§ **Stated task**:
Without the images, output each record below as it stands.
* Begin Source records *
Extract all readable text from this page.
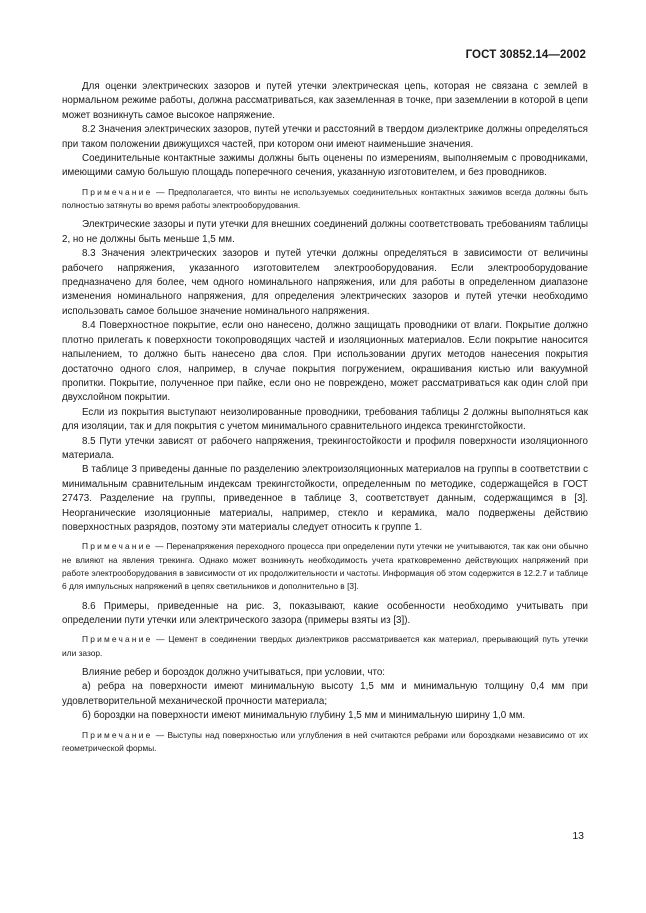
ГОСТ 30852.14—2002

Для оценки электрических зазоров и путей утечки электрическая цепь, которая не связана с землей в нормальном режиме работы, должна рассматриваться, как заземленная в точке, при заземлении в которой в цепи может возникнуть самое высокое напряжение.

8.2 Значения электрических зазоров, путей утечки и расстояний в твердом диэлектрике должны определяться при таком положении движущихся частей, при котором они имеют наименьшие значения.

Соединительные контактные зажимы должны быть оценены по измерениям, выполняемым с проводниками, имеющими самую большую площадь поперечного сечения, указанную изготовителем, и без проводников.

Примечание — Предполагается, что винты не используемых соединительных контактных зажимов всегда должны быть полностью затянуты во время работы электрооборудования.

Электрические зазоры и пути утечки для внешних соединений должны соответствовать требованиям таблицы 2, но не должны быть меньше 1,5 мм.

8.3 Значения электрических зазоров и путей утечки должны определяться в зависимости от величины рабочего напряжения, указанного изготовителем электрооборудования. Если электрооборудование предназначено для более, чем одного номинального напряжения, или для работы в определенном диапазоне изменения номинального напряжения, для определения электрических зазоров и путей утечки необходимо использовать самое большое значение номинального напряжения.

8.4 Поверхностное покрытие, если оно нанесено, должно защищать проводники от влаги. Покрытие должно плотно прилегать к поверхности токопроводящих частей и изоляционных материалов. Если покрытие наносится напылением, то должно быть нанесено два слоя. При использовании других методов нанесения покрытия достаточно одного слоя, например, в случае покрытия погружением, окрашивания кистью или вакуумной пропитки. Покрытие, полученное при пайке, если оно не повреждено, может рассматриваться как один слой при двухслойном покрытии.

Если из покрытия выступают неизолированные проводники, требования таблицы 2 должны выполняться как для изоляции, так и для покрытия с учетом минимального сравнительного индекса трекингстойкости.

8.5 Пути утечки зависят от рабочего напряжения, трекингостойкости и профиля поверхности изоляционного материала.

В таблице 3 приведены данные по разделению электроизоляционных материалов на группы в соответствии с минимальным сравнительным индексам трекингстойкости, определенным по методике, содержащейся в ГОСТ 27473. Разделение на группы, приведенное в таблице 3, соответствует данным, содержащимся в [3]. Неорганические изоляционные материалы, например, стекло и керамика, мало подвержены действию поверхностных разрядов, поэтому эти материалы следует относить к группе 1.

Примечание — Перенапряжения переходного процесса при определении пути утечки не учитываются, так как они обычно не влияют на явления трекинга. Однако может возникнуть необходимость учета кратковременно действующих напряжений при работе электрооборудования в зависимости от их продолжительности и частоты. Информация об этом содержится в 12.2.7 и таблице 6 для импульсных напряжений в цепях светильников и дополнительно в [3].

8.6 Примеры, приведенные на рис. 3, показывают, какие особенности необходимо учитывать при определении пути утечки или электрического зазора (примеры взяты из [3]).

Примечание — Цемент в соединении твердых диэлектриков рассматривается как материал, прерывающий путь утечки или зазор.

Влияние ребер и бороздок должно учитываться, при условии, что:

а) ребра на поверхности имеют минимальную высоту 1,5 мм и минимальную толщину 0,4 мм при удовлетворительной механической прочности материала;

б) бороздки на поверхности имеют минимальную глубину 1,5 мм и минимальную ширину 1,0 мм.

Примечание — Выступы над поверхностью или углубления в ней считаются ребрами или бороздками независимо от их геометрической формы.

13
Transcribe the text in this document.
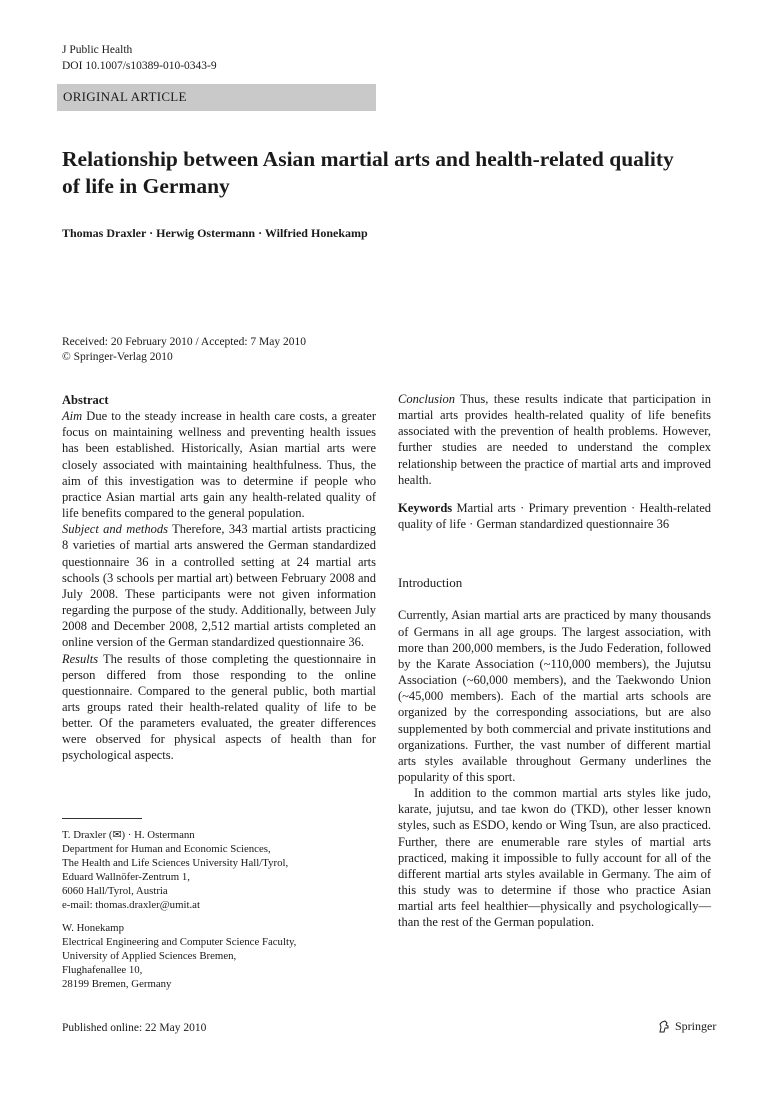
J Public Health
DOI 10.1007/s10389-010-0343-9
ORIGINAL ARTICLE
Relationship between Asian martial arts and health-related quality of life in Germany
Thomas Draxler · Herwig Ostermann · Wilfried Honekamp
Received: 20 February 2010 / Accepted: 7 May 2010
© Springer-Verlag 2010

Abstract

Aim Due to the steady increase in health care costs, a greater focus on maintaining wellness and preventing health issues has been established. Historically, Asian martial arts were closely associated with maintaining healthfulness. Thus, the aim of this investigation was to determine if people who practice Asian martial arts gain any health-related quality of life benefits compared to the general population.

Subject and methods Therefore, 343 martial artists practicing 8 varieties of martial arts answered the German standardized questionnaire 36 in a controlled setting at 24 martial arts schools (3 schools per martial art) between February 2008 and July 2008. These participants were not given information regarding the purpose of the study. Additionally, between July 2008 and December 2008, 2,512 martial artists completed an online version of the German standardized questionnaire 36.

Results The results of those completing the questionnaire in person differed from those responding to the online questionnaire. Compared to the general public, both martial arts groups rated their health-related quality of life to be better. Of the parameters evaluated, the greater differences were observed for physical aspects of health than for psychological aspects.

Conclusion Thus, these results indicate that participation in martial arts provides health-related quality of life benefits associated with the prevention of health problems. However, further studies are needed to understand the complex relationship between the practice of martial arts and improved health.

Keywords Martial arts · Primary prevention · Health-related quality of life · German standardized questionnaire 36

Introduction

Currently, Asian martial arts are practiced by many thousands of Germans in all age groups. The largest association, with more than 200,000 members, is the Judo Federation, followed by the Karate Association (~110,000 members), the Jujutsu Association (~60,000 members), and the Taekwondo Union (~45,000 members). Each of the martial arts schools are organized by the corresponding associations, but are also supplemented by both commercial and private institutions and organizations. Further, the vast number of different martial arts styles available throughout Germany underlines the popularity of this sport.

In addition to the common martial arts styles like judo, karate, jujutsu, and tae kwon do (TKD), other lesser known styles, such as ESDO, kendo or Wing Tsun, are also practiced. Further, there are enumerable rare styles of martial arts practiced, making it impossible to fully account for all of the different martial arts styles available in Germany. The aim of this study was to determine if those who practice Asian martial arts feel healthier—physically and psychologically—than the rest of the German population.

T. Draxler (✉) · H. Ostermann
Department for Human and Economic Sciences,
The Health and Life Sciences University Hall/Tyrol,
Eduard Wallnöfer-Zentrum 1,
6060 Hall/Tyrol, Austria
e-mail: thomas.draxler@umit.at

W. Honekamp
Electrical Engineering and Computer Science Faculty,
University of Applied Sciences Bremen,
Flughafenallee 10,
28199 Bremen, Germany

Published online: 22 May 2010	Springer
* End Source records *
§ **Full solution**:
Extract all readable text from this page.
ГОСТ 30852.14—2002

Для оценки электрических зазоров и путей утечки электрическая цепь, которая не связана с землей в нормальном режиме работы, должна рассматриваться, как заземленная в точке, при заземлении в которой в цепи может возникнуть самое высокое напряжение.

8.2 Значения электрических зазоров, путей утечки и расстояний в твердом диэлектрике должны определяться при таком положении движущихся частей, при котором они имеют наименьшие значения.

Соединительные контактные зажимы должны быть оценены по измерениям, выполняемым с проводниками, имеющими самую большую площадь поперечного сечения, указанную изготовителем, и без проводников.

Примечание — Предполагается, что винты не используемых соединительных контактных зажимов всегда должны быть полностью затянуты во время работы электрооборудования.

Электрические зазоры и пути утечки для внешних соединений должны соответствовать требованиям таблицы 2, но не должны быть меньше 1,5 мм.

8.3 Значения электрических зазоров и путей утечки должны определяться в зависимости от величины рабочего напряжения, указанного изготовителем электрооборудования. Если электрооборудование предназначено для более, чем одного номинального напряжения, или для работы в определенном диапазоне изменения номинального напряжения, для определения электрических зазоров и путей утечки необходимо использовать самое большое значение номинального напряжения.

8.4 Поверхностное покрытие, если оно нанесено, должно защищать проводники от влаги. Покрытие должно плотно прилегать к поверхности токопроводящих частей и изоляционных материалов. Если покрытие наносится напылением, то должно быть нанесено два слоя. При использовании других методов нанесения покрытия достаточно одного слоя, например, в случае покрытия погружением, окрашивания кистью или вакуумной пропитки. Покрытие, полученное при пайке, если оно не повреждено, может рассматриваться как один слой при двухслойном покрытии.

Если из покрытия выступают неизолированные проводники, требования таблицы 2 должны выполняться как для изоляции, так и для покрытия с учетом минимального сравнительного индекса трекингстойкости.

8.5 Пути утечки зависят от рабочего напряжения, трекингостойкости и профиля поверхности изоляционного материала.

В таблице 3 приведены данные по разделению электроизоляционных материалов на группы в соответствии с минимальным сравнительным индексам трекингстойкости, определенным по методике, содержащейся в ГОСТ 27473. Разделение на группы, приведенное в таблице 3, соответствует данным, содержащимся в [3]. Неорганические изоляционные материалы, например, стекло и керамика, мало подвержены действию поверхностных разрядов, поэтому эти материалы следует относить к группе 1.

Примечание — Перенапряжения переходного процесса при определении пути утечки не учитываются, так как они обычно не влияют на явления трекинга. Однако может возникнуть необходимость учета кратковременно действующих напряжений при работе электрооборудования в зависимости от их продолжительности и частоты. Информация об этом содержится в 12.2.7 и таблице 6 для импульсных напряжений в цепях светильников и дополнительно в [3].

8.6 Примеры, приведенные на рис. 3, показывают, какие особенности необходимо учитывать при определении пути утечки или электрического зазора (примеры взяты из [3]).

Примечание — Цемент в соединении твердых диэлектриков рассматривается как материал, прерывающий путь утечки или зазор.

Влияние ребер и бороздок должно учитываться, при условии, что:

а) ребра на поверхности имеют минимальную высоту 1,5 мм и минимальную толщину 0,4 мм при удовлетворительной механической прочности материала;

б) бороздки на поверхности имеют минимальную глубину 1,5 мм и минимальную ширину 1,0 мм.

Примечание — Выступы над поверхностью или углубления в ней считаются ребрами или бороздками независимо от их геометрической формы.

13
Transcribe the text in this document.
J Public Health
DOI 10.1007/s10389-010-0343-9
ORIGINAL ARTICLE
Relationship between Asian martial arts and health-related quality of life in Germany
Thomas Draxler · Herwig Ostermann · Wilfried Honekamp
Received: 20 February 2010 / Accepted: 7 May 2010
© Springer-Verlag 2010

Abstract

Aim Due to the steady increase in health care costs, a greater focus on maintaining wellness and preventing health issues has been established. Historically, Asian martial arts were closely associated with maintaining healthfulness. Thus, the aim of this investigation was to determine if people who practice Asian martial arts gain any health-related quality of life benefits compared to the general population.

Subject and methods Therefore, 343 martial artists practicing 8 varieties of martial arts answered the German standardized questionnaire 36 in a controlled setting at 24 martial arts schools (3 schools per martial art) between February 2008 and July 2008. These participants were not given information regarding the purpose of the study. Additionally, between July 2008 and December 2008, 2,512 martial artists completed an online version of the German standardized questionnaire 36.

Results The results of those completing the questionnaire in person differed from those responding to the online questionnaire. Compared to the general public, both martial arts groups rated their health-related quality of life to be better. Of the parameters evaluated, the greater differences were observed for physical aspects of health than for psychological aspects.

Conclusion Thus, these results indicate that participation in martial arts provides health-related quality of life benefits associated with the prevention of health problems. However, further studies are needed to understand the complex relationship between the practice of martial arts and improved health.

Keywords Martial arts · Primary prevention · Health-related quality of life · German standardized questionnaire 36

Introduction

Currently, Asian martial arts are practiced by many thousands of Germans in all age groups. The largest association, with more than 200,000 members, is the Judo Federation, followed by the Karate Association (~110,000 members), the Jujutsu Association (~60,000 members), and the Taekwondo Union (~45,000 members). Each of the martial arts schools are organized by the corresponding associations, but are also supplemented by both commercial and private institutions and organizations. Further, the vast number of different martial arts styles available throughout Germany underlines the popularity of this sport.

In addition to the common martial arts styles like judo, karate, jujutsu, and tae kwon do (TKD), other lesser known styles, such as ESDO, kendo or Wing Tsun, are also practiced. Further, there are enumerable rare styles of martial arts practiced, making it impossible to fully account for all of the different martial arts styles available in Germany. The aim of this study was to determine if those who practice Asian martial arts feel healthier—physically and psychologically—than the rest of the German population.

T. Draxler (✉) · H. Ostermann
Department for Human and Economic Sciences,
The Health and Life Sciences University Hall/Tyrol,
Eduard Wallnöfer-Zentrum 1,
6060 Hall/Tyrol, Austria
e-mail: thomas.draxler@umit.at

W. Honekamp
Electrical Engineering and Computer Science Faculty,
University of Applied Sciences Bremen,
Flughafenallee 10,
28199 Bremen, Germany

Published online: 22 May 2010	Springer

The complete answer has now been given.